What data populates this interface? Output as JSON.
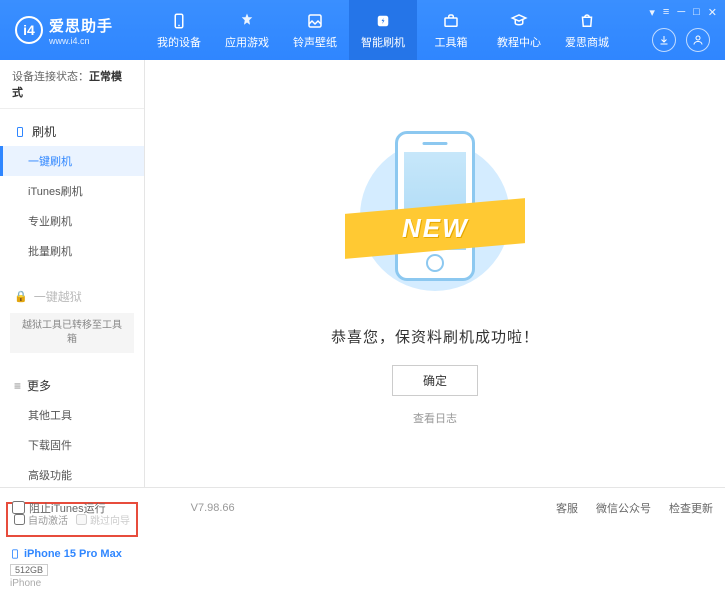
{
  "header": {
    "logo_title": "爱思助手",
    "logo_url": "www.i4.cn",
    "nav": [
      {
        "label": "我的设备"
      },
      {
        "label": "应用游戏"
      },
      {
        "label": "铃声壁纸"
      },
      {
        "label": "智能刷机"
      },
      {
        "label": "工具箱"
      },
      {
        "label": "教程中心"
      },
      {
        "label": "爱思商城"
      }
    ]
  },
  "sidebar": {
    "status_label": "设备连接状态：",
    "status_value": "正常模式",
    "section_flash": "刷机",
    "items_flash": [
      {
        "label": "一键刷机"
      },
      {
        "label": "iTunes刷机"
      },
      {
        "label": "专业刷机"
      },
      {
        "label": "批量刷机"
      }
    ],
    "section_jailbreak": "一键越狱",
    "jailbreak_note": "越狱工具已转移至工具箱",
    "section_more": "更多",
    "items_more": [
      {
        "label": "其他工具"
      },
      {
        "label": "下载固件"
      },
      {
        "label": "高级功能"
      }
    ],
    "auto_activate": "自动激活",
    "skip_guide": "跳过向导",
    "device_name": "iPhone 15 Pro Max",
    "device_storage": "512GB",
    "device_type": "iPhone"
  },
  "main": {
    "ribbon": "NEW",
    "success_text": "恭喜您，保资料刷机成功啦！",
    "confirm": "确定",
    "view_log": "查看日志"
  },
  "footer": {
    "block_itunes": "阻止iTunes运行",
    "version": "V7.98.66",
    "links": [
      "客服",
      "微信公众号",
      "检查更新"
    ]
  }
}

□ □ □ □ □

* _Task to complete_
Copy out the entries verbatim and leave the images out.

* _Reply to the exercise_
What data populates this interface? Output as JSON.
{
  "header": {
    "logo_title": "爱思助手",
    "logo_url": "www.i4.cn",
    "nav": [
      {
        "label": "我的设备"
      },
      {
        "label": "应用游戏"
      },
      {
        "label": "铃声壁纸"
      },
      {
        "label": "智能刷机"
      },
      {
        "label": "工具箱"
      },
      {
        "label": "教程中心"
      },
      {
        "label": "爱思商城"
      }
    ]
  },
  "sidebar": {
    "status_label": "设备连接状态：",
    "status_value": "正常模式",
    "section_flash": "刷机",
    "items_flash": [
      {
        "label": "一键刷机"
      },
      {
        "label": "iTunes刷机"
      },
      {
        "label": "专业刷机"
      },
      {
        "label": "批量刷机"
      }
    ],
    "section_jailbreak": "一键越狱",
    "jailbreak_note": "越狱工具已转移至工具箱",
    "section_more": "更多",
    "items_more": [
      {
        "label": "其他工具"
      },
      {
        "label": "下载固件"
      },
      {
        "label": "高级功能"
      }
    ],
    "auto_activate": "自动激活",
    "skip_guide": "跳过向导",
    "device_name": "iPhone 15 Pro Max",
    "device_storage": "512GB",
    "device_type": "iPhone"
  },
  "main": {
    "ribbon": "NEW",
    "success_text": "恭喜您，保资料刷机成功啦！",
    "confirm": "确定",
    "view_log": "查看日志"
  },
  "footer": {
    "block_itunes": "阻止iTunes运行",
    "version": "V7.98.66",
    "links": [
      "客服",
      "微信公众号",
      "检查更新"
    ]
  }
}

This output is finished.